Task: Your task is to filter the data below down to the lines holding "lister".

Data for processing:

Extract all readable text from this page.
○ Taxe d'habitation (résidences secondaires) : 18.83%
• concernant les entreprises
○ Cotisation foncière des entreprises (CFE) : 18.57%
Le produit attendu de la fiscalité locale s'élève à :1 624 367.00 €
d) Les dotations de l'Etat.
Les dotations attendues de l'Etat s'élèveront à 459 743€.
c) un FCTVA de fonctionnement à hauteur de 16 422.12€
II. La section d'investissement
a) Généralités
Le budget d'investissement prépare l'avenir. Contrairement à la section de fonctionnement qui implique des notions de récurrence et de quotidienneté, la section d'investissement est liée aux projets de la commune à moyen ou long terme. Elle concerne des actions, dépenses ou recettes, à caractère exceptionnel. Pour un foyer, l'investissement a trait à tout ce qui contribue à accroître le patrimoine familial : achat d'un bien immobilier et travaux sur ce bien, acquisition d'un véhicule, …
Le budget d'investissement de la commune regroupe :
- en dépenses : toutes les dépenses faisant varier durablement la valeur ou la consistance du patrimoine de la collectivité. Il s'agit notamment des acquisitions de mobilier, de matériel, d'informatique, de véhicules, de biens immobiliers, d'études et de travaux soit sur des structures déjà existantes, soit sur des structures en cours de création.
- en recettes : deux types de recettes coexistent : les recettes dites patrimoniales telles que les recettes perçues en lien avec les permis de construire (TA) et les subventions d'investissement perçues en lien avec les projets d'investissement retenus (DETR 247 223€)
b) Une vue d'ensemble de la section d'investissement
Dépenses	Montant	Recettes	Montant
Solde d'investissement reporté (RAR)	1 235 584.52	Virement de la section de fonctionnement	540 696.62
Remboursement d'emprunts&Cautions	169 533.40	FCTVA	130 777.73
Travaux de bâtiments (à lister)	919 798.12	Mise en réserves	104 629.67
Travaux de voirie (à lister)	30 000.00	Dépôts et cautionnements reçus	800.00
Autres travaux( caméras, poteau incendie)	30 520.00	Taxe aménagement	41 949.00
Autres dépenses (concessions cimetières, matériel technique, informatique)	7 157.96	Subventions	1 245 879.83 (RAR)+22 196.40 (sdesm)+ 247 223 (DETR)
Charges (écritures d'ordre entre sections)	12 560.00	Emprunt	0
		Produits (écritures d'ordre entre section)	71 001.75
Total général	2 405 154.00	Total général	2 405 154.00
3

Final result:
Travaux de bâtiments (à lister)	919 798.12	Mise en réserves	104 629.67
Travaux de voirie (à lister)	30 000.00	Dépôts et cautionnements reçus	800.00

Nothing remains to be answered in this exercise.